What the task asks → Without altering anything, repeat each of the records.

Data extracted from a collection
********

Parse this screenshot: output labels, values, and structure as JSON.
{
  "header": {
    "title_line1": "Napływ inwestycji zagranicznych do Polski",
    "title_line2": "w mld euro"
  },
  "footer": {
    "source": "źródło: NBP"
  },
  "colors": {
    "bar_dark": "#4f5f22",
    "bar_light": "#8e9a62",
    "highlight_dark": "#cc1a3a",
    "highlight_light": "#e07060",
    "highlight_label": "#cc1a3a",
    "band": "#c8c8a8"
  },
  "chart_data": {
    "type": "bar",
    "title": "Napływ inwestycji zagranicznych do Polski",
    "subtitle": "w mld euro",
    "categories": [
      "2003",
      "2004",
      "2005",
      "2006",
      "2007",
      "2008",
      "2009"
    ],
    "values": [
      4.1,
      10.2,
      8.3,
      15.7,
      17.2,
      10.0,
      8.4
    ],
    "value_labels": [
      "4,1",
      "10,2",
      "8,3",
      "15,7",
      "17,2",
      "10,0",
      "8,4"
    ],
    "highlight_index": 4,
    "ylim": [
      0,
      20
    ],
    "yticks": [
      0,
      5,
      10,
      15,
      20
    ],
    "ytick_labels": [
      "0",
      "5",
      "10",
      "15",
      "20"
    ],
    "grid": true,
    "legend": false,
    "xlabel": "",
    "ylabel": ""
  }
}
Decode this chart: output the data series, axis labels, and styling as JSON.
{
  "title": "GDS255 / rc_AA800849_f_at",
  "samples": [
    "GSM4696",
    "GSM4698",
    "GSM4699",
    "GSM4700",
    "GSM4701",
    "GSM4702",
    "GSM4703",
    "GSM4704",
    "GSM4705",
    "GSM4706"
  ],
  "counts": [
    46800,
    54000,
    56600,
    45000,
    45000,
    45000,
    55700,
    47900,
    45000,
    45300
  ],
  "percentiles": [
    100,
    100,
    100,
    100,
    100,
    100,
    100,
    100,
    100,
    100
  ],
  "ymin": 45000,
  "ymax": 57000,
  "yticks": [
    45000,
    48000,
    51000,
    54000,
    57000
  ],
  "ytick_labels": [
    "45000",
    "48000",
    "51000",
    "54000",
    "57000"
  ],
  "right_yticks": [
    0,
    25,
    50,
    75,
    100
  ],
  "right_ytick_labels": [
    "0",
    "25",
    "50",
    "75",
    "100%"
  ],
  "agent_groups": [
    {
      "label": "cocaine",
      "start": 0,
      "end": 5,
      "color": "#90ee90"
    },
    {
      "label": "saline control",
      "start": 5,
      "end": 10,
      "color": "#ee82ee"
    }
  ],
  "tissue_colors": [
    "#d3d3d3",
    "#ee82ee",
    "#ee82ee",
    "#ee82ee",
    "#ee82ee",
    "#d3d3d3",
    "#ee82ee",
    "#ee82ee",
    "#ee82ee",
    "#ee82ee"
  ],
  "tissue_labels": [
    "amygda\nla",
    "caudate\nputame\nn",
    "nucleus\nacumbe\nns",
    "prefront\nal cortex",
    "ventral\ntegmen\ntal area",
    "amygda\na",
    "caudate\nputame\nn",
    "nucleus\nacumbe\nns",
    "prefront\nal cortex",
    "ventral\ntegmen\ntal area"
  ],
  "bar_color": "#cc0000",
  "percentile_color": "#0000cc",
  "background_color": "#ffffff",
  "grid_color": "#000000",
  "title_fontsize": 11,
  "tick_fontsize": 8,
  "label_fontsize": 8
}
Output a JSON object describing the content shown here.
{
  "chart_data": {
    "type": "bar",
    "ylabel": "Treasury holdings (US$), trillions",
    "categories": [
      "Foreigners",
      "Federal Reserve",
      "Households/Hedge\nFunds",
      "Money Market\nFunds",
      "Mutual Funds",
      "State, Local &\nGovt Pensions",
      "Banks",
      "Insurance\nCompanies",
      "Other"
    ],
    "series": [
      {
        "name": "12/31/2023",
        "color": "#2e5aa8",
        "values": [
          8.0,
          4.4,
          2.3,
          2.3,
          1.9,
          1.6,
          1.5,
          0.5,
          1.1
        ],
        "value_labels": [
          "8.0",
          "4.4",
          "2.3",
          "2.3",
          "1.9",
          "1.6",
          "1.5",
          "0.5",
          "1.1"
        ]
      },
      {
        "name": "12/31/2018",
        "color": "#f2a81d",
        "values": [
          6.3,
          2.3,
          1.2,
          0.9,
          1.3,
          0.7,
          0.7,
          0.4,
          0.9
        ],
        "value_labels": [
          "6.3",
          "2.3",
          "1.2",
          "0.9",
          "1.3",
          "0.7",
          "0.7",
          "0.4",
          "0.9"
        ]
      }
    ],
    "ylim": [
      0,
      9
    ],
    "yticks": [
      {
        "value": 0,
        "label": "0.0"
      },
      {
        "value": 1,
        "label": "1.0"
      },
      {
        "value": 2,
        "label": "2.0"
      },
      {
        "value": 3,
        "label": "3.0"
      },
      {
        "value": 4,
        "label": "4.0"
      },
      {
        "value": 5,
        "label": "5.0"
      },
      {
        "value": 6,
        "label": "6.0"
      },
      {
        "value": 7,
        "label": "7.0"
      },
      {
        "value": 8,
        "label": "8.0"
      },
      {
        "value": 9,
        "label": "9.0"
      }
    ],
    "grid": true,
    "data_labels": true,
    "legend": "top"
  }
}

********

Correct answer →
Parse this screenshot: output labels, values, and structure as JSON.
{
  "header": {
    "title_line1": "Napływ inwestycji zagranicznych do Polski",
    "title_line2": "w mld euro"
  },
  "footer": {
    "source": "źródło: NBP"
  },
  "colors": {
    "bar_dark": "#4f5f22",
    "bar_light": "#8e9a62",
    "highlight_dark": "#cc1a3a",
    "highlight_light": "#e07060",
    "highlight_label": "#cc1a3a",
    "band": "#c8c8a8"
  },
  "chart_data": {
    "type": "bar",
    "title": "Napływ inwestycji zagranicznych do Polski",
    "subtitle": "w mld euro",
    "categories": [
      "2003",
      "2004",
      "2005",
      "2006",
      "2007",
      "2008",
      "2009"
    ],
    "values": [
      4.1,
      10.2,
      8.3,
      15.7,
      17.2,
      10.0,
      8.4
    ],
    "value_labels": [
      "4,1",
      "10,2",
      "8,3",
      "15,7",
      "17,2",
      "10,0",
      "8,4"
    ],
    "highlight_index": 4,
    "ylim": [
      0,
      20
    ],
    "yticks": [
      0,
      5,
      10,
      15,
      20
    ],
    "ytick_labels": [
      "0",
      "5",
      "10",
      "15",
      "20"
    ],
    "grid": true,
    "legend": false,
    "xlabel": "",
    "ylabel": ""
  }
}
Decode this chart: output the data series, axis labels, and styling as JSON.
{
  "title": "GDS255 / rc_AA800849_f_at",
  "samples": [
    "GSM4696",
    "GSM4698",
    "GSM4699",
    "GSM4700",
    "GSM4701",
    "GSM4702",
    "GSM4703",
    "GSM4704",
    "GSM4705",
    "GSM4706"
  ],
  "counts": [
    46800,
    54000,
    56600,
    45000,
    45000,
    45000,
    55700,
    47900,
    45000,
    45300
  ],
  "percentiles": [
    100,
    100,
    100,
    100,
    100,
    100,
    100,
    100,
    100,
    100
  ],
  "ymin": 45000,
  "ymax": 57000,
  "yticks": [
    45000,
    48000,
    51000,
    54000,
    57000
  ],
  "ytick_labels": [
    "45000",
    "48000",
    "51000",
    "54000",
    "57000"
  ],
  "right_yticks": [
    0,
    25,
    50,
    75,
    100
  ],
  "right_ytick_labels": [
    "0",
    "25",
    "50",
    "75",
    "100%"
  ],
  "agent_groups": [
    {
      "label": "cocaine",
      "start": 0,
      "end": 5,
      "color": "#90ee90"
    },
    {
      "label": "saline control",
      "start": 5,
      "end": 10,
      "color": "#ee82ee"
    }
  ],
  "tissue_colors": [
    "#d3d3d3",
    "#ee82ee",
    "#ee82ee",
    "#ee82ee",
    "#ee82ee",
    "#d3d3d3",
    "#ee82ee",
    "#ee82ee",
    "#ee82ee",
    "#ee82ee"
  ],
  "tissue_labels": [
    "amygda\nla",
    "caudate\nputame\nn",
    "nucleus\nacumbe\nns",
    "prefront\nal cortex",
    "ventral\ntegmen\ntal area",
    "amygda\na",
    "caudate\nputame\nn",
    "nucleus\nacumbe\nns",
    "prefront\nal cortex",
    "ventral\ntegmen\ntal area"
  ],
  "bar_color": "#cc0000",
  "percentile_color": "#0000cc",
  "background_color": "#ffffff",
  "grid_color": "#000000",
  "title_fontsize": 11,
  "tick_fontsize": 8,
  "label_fontsize": 8
}
Output a JSON object describing the content shown here.
{
  "chart_data": {
    "type": "bar",
    "ylabel": "Treasury holdings (US$), trillions",
    "categories": [
      "Foreigners",
      "Federal Reserve",
      "Households/Hedge\nFunds",
      "Money Market\nFunds",
      "Mutual Funds",
      "State, Local &\nGovt Pensions",
      "Banks",
      "Insurance\nCompanies",
      "Other"
    ],
    "series": [
      {
        "name": "12/31/2023",
        "color": "#2e5aa8",
        "values": [
          8.0,
          4.4,
          2.3,
          2.3,
          1.9,
          1.6,
          1.5,
          0.5,
          1.1
        ],
        "value_labels": [
          "8.0",
          "4.4",
          "2.3",
          "2.3",
          "1.9",
          "1.6",
          "1.5",
          "0.5",
          "1.1"
        ]
      },
      {
        "name": "12/31/2018",
        "color": "#f2a81d",
        "values": [
          6.3,
          2.3,
          1.2,
          0.9,
          1.3,
          0.7,
          0.7,
          0.4,
          0.9
        ],
        "value_labels": [
          "6.3",
          "2.3",
          "1.2",
          "0.9",
          "1.3",
          "0.7",
          "0.7",
          "0.4",
          "0.9"
        ]
      }
    ],
    "ylim": [
      0,
      9
    ],
    "yticks": [
      {
        "value": 0,
        "label": "0.0"
      },
      {
        "value": 1,
        "label": "1.0"
      },
      {
        "value": 2,
        "label": "2.0"
      },
      {
        "value": 3,
        "label": "3.0"
      },
      {
        "value": 4,
        "label": "4.0"
      },
      {
        "value": 5,
        "label": "5.0"
      },
      {
        "value": 6,
        "label": "6.0"
      },
      {
        "value": 7,
        "label": "7.0"
      },
      {
        "value": 8,
        "label": "8.0"
      },
      {
        "value": 9,
        "label": "9.0"
      }
    ],
    "grid": true,
    "data_labels": true,
    "legend": "top"
  }
}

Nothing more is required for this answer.